§ **REQUIREMENTS**:
Wherever the word "Quercy" appears in the entries, copy the whole line.

(Entries from a dataset)

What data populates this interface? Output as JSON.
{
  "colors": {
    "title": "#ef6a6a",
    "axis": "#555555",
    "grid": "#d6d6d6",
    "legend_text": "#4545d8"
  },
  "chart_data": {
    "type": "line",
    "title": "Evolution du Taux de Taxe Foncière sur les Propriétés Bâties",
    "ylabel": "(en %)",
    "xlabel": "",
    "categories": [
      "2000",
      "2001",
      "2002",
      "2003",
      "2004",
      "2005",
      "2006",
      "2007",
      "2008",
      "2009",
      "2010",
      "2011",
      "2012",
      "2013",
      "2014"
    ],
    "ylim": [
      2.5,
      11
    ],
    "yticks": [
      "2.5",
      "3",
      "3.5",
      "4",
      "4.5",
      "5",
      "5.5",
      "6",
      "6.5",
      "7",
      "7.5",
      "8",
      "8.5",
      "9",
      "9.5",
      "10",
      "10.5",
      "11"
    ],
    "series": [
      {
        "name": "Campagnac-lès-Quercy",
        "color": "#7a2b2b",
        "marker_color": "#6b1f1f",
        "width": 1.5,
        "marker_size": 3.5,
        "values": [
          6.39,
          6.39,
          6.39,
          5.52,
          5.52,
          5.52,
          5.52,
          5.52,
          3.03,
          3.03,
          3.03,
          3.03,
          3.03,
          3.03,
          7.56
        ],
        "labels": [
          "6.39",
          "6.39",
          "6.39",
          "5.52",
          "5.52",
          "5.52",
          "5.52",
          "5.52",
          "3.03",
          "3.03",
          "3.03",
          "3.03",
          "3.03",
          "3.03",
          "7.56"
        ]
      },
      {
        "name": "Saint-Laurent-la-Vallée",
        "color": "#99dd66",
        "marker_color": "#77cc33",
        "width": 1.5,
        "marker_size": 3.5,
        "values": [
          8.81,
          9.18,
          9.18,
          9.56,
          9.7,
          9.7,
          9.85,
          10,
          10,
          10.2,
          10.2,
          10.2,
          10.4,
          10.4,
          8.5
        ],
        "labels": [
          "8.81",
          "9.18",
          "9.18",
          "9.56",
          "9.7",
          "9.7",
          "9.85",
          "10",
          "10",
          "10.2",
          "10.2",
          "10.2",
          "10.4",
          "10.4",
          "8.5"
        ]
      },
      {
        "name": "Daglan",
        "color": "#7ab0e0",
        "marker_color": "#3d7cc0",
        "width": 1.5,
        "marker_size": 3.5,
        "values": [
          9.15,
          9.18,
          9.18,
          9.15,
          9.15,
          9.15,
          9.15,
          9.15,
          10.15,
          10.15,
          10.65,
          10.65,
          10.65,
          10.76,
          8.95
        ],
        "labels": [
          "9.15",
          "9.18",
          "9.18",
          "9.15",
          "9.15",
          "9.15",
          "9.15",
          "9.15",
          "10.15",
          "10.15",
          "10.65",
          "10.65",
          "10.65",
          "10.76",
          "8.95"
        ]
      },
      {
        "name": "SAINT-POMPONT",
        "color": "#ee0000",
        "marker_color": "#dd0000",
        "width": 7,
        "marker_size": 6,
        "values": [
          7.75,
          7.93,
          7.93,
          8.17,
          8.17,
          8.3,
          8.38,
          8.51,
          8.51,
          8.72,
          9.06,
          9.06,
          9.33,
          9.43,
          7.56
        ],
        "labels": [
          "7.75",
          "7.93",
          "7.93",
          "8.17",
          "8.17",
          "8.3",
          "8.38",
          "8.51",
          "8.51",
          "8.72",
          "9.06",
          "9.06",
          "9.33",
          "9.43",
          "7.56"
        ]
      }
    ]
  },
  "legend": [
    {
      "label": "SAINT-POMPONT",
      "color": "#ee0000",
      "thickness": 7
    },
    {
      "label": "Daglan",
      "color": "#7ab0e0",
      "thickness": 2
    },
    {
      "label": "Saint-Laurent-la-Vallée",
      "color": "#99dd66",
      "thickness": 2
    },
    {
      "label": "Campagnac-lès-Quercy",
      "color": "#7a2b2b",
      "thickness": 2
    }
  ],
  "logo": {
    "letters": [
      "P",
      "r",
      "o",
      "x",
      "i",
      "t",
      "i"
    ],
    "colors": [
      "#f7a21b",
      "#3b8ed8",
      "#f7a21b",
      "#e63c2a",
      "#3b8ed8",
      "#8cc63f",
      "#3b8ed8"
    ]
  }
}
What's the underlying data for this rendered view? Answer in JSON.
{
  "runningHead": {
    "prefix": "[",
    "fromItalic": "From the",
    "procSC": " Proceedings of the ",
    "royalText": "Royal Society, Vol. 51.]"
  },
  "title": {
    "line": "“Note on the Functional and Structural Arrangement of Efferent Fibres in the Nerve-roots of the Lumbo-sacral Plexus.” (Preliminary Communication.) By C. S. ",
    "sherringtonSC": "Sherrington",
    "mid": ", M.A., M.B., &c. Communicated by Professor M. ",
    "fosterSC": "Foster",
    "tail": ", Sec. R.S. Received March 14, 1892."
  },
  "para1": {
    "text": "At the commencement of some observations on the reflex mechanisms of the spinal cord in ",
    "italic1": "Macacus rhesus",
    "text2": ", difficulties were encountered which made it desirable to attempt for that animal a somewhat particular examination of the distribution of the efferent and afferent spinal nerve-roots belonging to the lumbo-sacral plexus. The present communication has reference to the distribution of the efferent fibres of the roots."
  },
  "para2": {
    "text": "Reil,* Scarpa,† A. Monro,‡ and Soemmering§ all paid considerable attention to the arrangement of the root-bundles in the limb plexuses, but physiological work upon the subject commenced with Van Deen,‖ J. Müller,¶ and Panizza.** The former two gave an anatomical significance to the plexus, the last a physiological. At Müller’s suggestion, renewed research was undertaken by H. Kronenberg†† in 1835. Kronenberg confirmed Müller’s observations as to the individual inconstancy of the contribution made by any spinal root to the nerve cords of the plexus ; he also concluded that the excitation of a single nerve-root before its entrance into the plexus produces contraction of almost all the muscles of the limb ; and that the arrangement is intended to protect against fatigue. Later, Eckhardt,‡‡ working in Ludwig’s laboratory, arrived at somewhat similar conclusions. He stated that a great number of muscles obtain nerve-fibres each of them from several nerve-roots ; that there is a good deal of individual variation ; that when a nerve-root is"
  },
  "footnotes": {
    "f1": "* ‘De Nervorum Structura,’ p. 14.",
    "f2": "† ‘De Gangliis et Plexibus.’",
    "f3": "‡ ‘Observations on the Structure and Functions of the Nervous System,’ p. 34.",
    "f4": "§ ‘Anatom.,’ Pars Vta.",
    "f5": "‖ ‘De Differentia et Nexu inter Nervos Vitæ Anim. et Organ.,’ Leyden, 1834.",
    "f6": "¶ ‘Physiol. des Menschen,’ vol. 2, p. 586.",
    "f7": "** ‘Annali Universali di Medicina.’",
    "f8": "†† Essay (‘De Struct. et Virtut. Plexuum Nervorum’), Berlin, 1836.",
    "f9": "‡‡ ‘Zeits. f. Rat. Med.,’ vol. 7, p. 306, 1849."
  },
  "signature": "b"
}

* * *

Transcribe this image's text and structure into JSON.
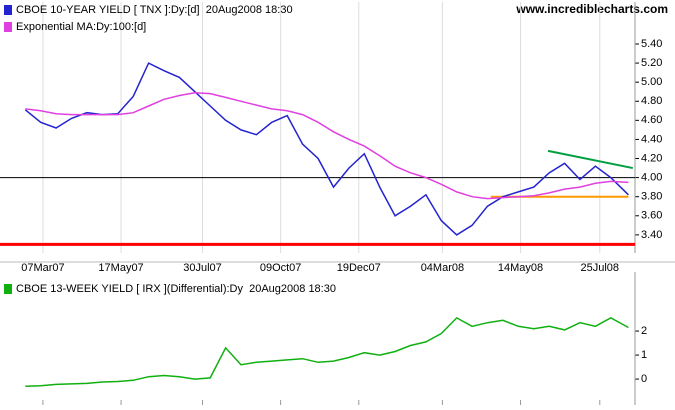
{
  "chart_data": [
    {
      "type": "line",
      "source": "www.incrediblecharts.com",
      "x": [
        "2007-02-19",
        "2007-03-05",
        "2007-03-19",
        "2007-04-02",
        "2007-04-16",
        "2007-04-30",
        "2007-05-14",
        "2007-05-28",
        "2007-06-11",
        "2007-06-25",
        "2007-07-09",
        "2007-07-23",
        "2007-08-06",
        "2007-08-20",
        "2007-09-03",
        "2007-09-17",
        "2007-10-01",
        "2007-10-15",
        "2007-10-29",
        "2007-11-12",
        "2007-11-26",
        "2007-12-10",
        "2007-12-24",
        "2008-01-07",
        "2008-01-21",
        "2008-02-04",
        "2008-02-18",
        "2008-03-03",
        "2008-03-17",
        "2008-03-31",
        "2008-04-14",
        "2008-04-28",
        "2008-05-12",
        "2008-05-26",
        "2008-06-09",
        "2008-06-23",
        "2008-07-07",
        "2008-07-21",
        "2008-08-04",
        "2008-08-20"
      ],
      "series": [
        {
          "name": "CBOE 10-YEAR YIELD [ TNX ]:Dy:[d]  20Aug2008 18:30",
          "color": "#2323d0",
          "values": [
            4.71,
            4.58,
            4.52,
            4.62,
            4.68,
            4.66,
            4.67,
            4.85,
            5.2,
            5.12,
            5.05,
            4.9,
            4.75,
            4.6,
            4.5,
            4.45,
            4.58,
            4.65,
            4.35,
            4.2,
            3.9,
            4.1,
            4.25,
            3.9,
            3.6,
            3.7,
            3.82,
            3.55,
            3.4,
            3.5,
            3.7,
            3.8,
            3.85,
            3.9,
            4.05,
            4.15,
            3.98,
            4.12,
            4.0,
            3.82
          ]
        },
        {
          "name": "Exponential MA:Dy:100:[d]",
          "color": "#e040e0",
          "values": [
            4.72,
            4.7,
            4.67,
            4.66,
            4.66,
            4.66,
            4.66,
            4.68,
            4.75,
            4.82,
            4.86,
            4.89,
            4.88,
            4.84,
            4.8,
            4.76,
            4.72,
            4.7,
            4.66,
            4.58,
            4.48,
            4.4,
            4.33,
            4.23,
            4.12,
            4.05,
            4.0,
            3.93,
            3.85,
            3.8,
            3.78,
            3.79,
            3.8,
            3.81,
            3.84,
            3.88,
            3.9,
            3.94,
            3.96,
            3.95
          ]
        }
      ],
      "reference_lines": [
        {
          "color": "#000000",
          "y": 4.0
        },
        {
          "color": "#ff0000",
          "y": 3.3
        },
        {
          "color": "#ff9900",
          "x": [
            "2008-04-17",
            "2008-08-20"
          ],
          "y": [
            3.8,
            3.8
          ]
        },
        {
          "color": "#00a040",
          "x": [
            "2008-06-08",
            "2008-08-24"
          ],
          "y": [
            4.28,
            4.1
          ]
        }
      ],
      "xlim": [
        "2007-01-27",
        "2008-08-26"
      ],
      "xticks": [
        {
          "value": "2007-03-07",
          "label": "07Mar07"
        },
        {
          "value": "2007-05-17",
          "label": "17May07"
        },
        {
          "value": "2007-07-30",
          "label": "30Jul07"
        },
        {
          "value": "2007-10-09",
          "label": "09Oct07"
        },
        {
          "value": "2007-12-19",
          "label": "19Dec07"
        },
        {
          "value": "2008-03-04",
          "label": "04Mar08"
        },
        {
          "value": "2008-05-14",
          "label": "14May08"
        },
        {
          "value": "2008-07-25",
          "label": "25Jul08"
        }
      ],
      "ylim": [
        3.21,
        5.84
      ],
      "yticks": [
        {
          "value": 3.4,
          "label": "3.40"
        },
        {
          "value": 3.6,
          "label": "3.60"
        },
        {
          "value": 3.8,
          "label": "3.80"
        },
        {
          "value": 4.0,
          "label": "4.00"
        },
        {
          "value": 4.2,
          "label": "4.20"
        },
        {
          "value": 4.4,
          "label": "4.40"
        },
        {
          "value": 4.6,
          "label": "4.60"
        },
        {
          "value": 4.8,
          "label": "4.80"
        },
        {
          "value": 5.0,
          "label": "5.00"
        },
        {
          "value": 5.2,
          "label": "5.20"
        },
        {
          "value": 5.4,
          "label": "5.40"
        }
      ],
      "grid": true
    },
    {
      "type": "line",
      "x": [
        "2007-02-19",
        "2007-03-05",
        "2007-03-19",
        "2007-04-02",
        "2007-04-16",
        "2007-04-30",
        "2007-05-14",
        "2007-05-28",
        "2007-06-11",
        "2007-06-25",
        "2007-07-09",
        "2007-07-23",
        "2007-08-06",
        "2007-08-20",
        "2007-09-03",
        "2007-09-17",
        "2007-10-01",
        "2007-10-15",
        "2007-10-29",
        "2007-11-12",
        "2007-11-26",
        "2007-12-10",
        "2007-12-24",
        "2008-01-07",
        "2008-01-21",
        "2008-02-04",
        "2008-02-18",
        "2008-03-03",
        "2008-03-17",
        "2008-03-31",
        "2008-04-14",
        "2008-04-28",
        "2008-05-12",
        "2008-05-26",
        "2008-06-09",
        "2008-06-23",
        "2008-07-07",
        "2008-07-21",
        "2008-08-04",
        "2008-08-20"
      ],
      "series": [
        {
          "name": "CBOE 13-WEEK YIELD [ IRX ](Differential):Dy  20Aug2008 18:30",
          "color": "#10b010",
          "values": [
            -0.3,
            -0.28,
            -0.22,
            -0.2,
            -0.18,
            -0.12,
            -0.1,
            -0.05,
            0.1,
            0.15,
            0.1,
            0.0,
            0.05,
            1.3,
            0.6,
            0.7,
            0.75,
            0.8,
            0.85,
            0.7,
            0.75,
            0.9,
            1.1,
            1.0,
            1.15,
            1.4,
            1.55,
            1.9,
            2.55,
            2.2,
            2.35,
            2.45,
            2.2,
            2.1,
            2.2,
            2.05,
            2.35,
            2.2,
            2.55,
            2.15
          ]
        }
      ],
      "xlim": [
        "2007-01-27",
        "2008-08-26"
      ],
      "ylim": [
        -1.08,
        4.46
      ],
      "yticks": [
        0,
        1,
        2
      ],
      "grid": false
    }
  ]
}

§ **ANSWER TO THE PROBLEM**:
        "name": "Campagnac-lès-Quercy",
      "label": "Campagnac-lès-Quercy",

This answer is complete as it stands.